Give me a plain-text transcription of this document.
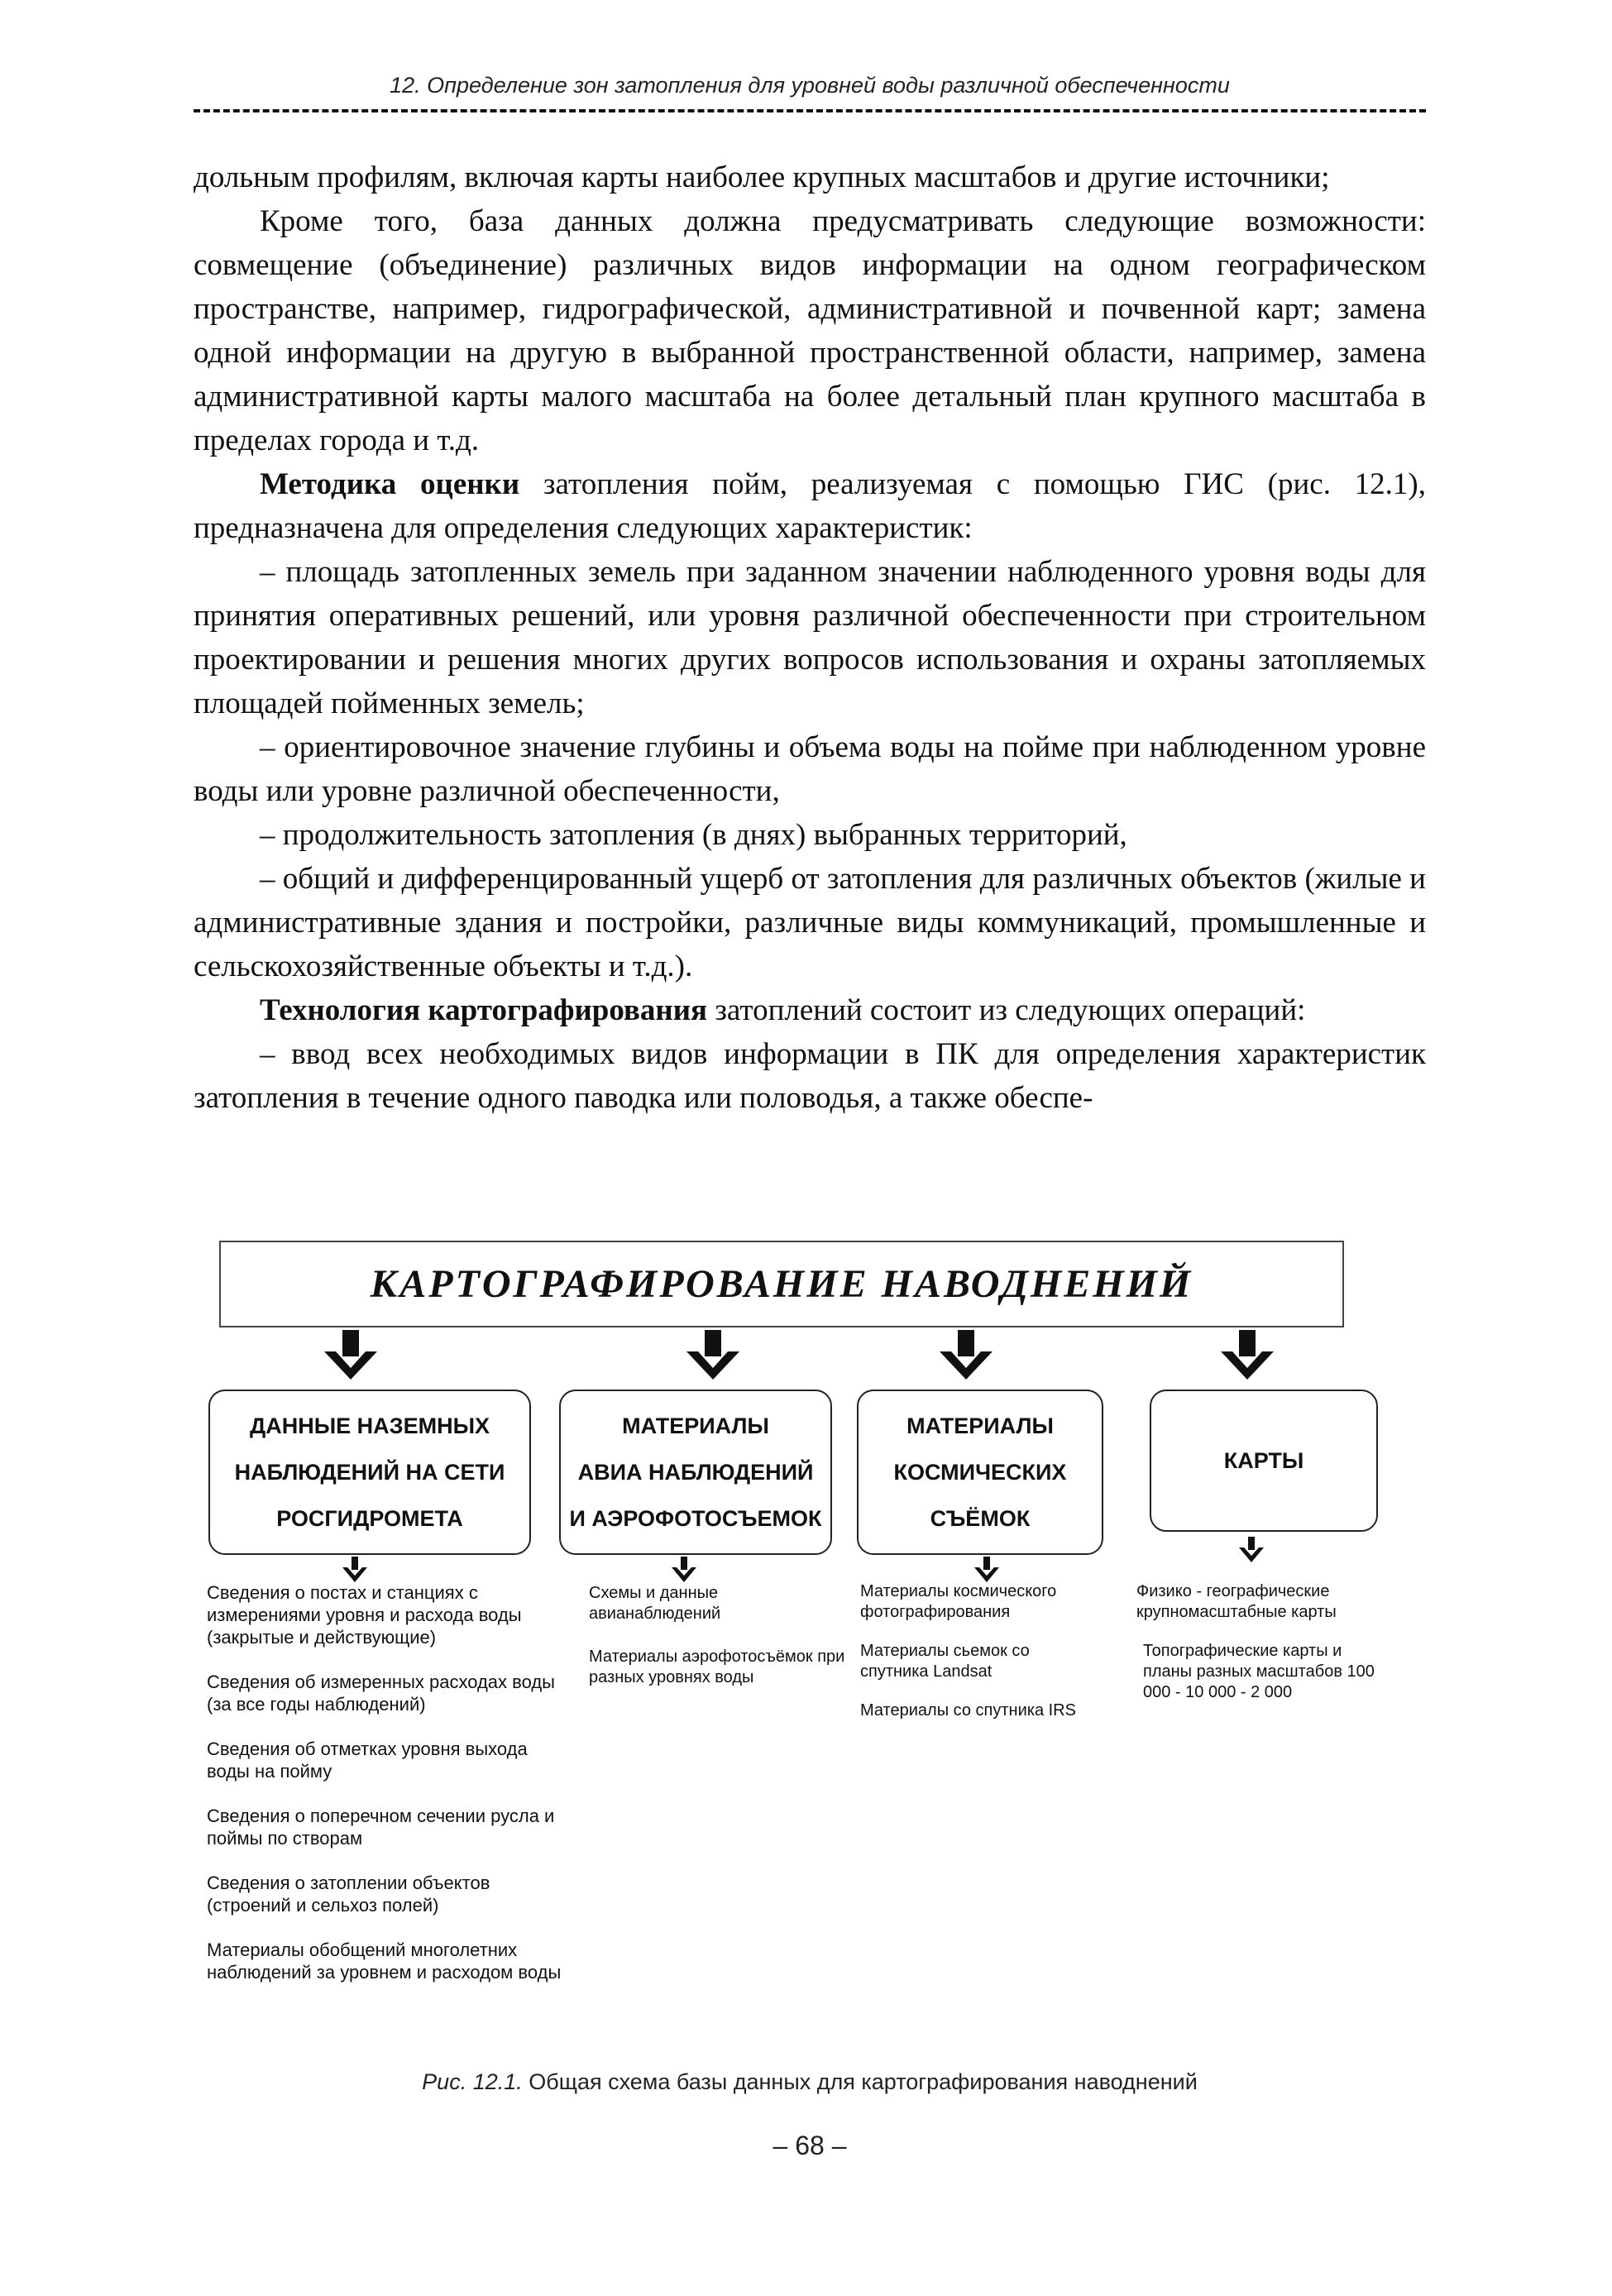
12. Определение зон затопления для уровней воды различной обеспеченности

дольным профилям, включая карты наиболее крупных масштабов и другие источники;

Кроме того, база данных должна предусматривать следующие возможности: совмещение (объединение) различных видов информации на одном географическом пространстве, например, гидрографической, административной и почвенной карт; замена одной информации на другую в выбранной пространственной области, например, замена административной карты малого масштаба на более детальный план крупного масштаба в пределах города и т.д.

Методика оценки затопления пойм, реализуемая с помощью ГИС (рис. 12.1), предназначена для определения следующих характеристик:

– площадь затопленных земель при заданном значении наблюденного уровня воды для принятия оперативных решений, или уровня различной обеспеченности при строительном проектировании и решения многих других вопросов использования и охраны затопляемых площадей пойменных земель;

– ориентировочное значение глубины и объема воды на пойме при наблюденном уровне воды или уровне различной обеспеченности,

– продолжительность затопления (в днях) выбранных территорий,

– общий и дифференцированный ущерб от затопления для различных объектов (жилые и административные здания и постройки, различные виды коммуникаций, промышленные и сельскохозяйственные объекты и т.д.).

Технология картографирования затоплений состоит из следующих операций:

– ввод всех необходимых видов информации в ПК для определения характеристик затопления в течение одного паводка или половодья, а также обеспе-

КАРТОГРАФИРОВАНИЕ НАВОДНЕНИЙ
ДАННЫЕ НАЗЕМНЫХ
НАБЛЮДЕНИЙ НА СЕТИ
РОСГИДРОМЕТА
МАТЕРИАЛЫ
АВИА НАБЛЮДЕНИЙ
И АЭРОФОТОСЪЕМОК
МАТЕРИАЛЫ
КОСМИЧЕСКИХ
СЪЁМОК
КАРТЫ
Сведения о постах и станциях с измерениями уровня и расхода воды (закрытые и действующие)
Сведения об измеренных расходах воды (за все годы наблюдений)
Сведения об отметках уровня выхода воды на пойму
Сведения о поперечном сечении русла и поймы по створам
Сведения о затоплении объектов (строений и сельхоз полей)
Материалы обобщений многолетних наблюдений за уровнем и расходом воды
Схемы и данные авианаблюдений
Материалы аэрофотосъёмок при разных уровнях воды
Материалы космического фотографирования
Материалы сьемок со спутника Landsat
Материалы со спутника IRS
Физико - географические крупномасштабные карты
Топографические карты и планы разных масштабов 100 000 - 10 000 - 2 000
Рис. 12.1. Общая схема базы данных для картографирования наводнений
– 68 –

◇ ◇ ◇

§ **What you will do**
In the lines above, find each one with "Сведения" and list it.

§ **Output for this exercise**
Сведения о постах и станциях с измерениями уровня и расхода воды (закрытые и действующие)
Сведения об измеренных расходах воды (за все годы наблюдений)
Сведения об отметках уровня выхода воды на пойму
Сведения о поперечном сечении русла и поймы по створам
Сведения о затоплении объектов (строений и сельхоз полей)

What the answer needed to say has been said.